§ QUOTED PASSAGE
────────────────────

# Router jig Ideas



## AcroJumper (Jan 21, 2014)

Preface: I am new here, and still relatively novice in woodworking. 

I recently got a 45d Lock Miter bit, and routing adjacent panels, one side requires the wood to be flat, and the other to be vertical. Clamping the flat piece to get a good miter is great, but I am constantly having issues with the vertical piece to stay in perfect 90 degree alignment while riding against the fence. 

Anyone resolve similar issues with a homemade jig and/or clamp system? 

I have been "googling" router sleds, but everything seems to be aligned for routing flat, and would have an issue with vertical boards. 

Thanks in advance for any tips/suggestions!


----------



## liquid6 (Feb 15, 2011)

I have used a router and table in a similar fashion to make a dado. If you can, but finger boards on the infeed and outfeed portion of the table. I took mine off of my fence (my work piece was too tall and it had a slight bow in it) and put it in the miter slot on my table. Worked like a champ.


----------



## Hammer1 (Aug 1, 2010)

────────────────────

How would this sentence from the router jig thread read in Spanish: "I have used a router and table in a similar fashion to make a dado." The data that comes next has no connection to the forum thread on router jigs.

────────────────────

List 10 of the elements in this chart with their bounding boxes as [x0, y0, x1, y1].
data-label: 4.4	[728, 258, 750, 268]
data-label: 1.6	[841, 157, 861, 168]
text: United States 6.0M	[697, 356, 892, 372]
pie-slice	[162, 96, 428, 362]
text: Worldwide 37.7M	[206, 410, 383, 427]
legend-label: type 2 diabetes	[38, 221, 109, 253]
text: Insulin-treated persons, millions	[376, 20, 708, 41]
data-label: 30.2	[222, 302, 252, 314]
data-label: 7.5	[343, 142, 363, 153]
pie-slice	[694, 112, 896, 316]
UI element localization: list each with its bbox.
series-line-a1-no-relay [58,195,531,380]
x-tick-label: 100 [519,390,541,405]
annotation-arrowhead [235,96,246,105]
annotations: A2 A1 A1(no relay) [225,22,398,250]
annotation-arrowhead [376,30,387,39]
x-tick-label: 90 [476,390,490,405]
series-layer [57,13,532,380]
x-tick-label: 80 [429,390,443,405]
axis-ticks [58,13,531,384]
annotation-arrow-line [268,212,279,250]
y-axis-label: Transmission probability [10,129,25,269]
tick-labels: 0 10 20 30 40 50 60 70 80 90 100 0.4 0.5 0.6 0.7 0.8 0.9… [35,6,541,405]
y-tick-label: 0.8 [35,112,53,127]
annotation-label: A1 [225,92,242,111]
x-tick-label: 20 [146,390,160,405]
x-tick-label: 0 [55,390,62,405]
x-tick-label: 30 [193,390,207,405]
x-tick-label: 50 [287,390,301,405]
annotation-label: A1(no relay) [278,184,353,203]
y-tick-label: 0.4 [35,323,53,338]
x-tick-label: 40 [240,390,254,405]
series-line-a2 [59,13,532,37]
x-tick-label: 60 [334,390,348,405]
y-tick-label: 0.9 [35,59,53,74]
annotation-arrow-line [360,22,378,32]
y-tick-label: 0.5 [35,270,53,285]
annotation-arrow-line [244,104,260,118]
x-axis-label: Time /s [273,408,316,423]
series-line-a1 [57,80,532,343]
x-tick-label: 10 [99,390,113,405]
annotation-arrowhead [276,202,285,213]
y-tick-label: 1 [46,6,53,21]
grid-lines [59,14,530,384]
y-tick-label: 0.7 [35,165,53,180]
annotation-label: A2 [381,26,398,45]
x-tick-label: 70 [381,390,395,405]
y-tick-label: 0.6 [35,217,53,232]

────────────────────

§ EXERCISE RESULT
He usado una fresadora y una mesa de forma similar para hacer una ranura.